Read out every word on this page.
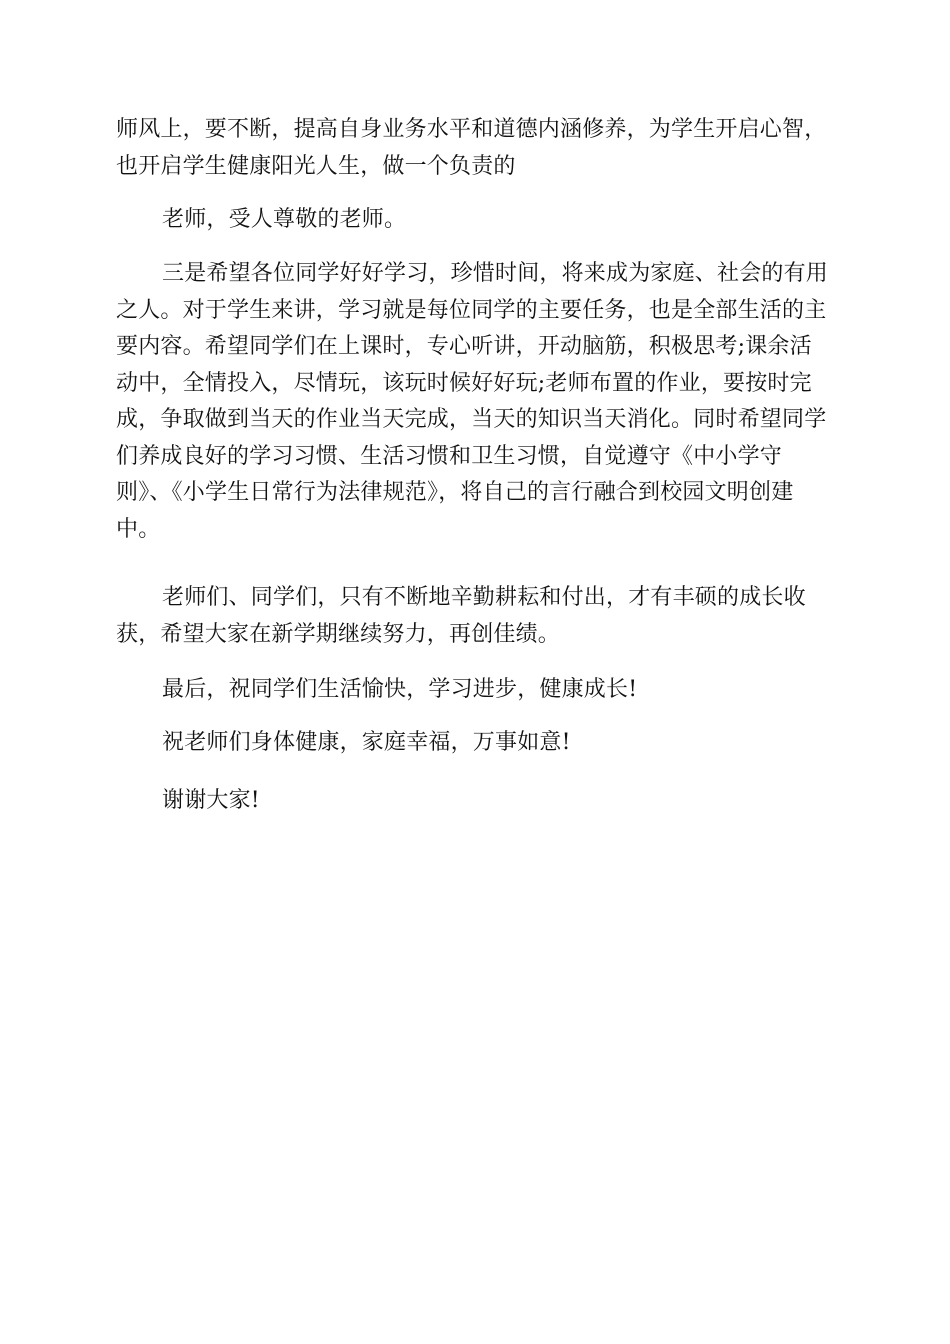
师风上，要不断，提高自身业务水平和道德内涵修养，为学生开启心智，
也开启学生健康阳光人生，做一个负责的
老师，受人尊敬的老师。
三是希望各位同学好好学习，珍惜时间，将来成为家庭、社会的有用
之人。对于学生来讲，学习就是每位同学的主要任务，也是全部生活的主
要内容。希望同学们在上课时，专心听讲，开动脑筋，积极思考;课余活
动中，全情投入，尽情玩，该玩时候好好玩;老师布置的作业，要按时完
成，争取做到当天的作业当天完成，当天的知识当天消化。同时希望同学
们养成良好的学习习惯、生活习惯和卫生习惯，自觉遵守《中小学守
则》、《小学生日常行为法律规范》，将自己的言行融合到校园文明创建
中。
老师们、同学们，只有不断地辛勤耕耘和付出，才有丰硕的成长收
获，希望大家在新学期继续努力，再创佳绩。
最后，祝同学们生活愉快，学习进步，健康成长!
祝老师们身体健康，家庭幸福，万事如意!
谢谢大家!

========

Short exercise:
Make an exact copy of every record, pictures excluded.

Expected answer:
Read out every word on this page.
师风上，要不断，提高自身业务水平和道德内涵修养，为学生开启心智，
也开启学生健康阳光人生，做一个负责的
老师，受人尊敬的老师。
三是希望各位同学好好学习，珍惜时间，将来成为家庭、社会的有用
之人。对于学生来讲，学习就是每位同学的主要任务，也是全部生活的主
要内容。希望同学们在上课时，专心听讲，开动脑筋，积极思考;课余活
动中，全情投入，尽情玩，该玩时候好好玩;老师布置的作业，要按时完
成，争取做到当天的作业当天完成，当天的知识当天消化。同时希望同学
们养成良好的学习习惯、生活习惯和卫生习惯，自觉遵守《中小学守
则》、《小学生日常行为法律规范》，将自己的言行融合到校园文明创建
中。
老师们、同学们，只有不断地辛勤耕耘和付出，才有丰硕的成长收
获，希望大家在新学期继续努力，再创佳绩。
最后，祝同学们生活愉快，学习进步，健康成长!
祝老师们身体健康，家庭幸福，万事如意!
谢谢大家!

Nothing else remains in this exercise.